▶ [AIM OF THE EXERCISE] All the records that follow need to be reproduced exactly. Omit the images.

▶ [INPUT ROWS]
▼

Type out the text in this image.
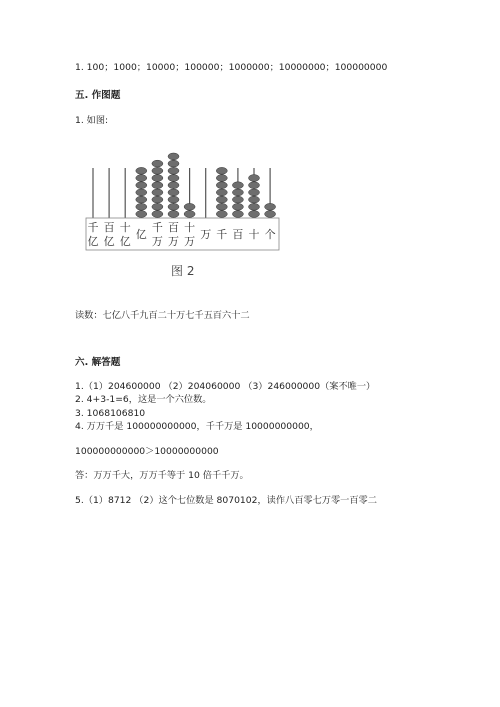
1. 100；1000；10000；100000；1000000；10000000；100000000
五. 作图题
1. 如图:
亿
千
亿
百
亿
十
亿
万
千
万
百
万
十
万 千 百 十 个
图 2
读数：七亿八千九百二十万七千五百六十二
六. 解答题
1.（1）204600000 （2）204060000 （3）246000000（案不唯一）
2. 4+3-1=6，这是一个六位数。
3. 1068106810
4. 万万千是 100000000000，千千万是 10000000000，
100000000000＞10000000000
答：万万千大，万万千等于 10 倍千千万。
5.（1）8712 （2）这个七位数是 8070102，读作八百零七万零一百零二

▲

▶ [THE COMPLETED TASK]
Type out the text in this image.
1. 100；1000；10000；100000；1000000；10000000；100000000
五. 作图题
1. 如图:
亿
千
亿
百
亿
十
亿
万
千
万
百
万
十
万 千 百 十 个
图 2
读数：七亿八千九百二十万七千五百六十二
六. 解答题
1.（1）204600000 （2）204060000 （3）246000000（案不唯一）
2. 4+3-1=6，这是一个六位数。
3. 1068106810
4. 万万千是 100000000000，千千万是 10000000000，
100000000000＞10000000000
答：万万千大，万万千等于 10 倍千千万。
5.（1）8712 （2）这个七位数是 8070102，读作八百零七万零一百零二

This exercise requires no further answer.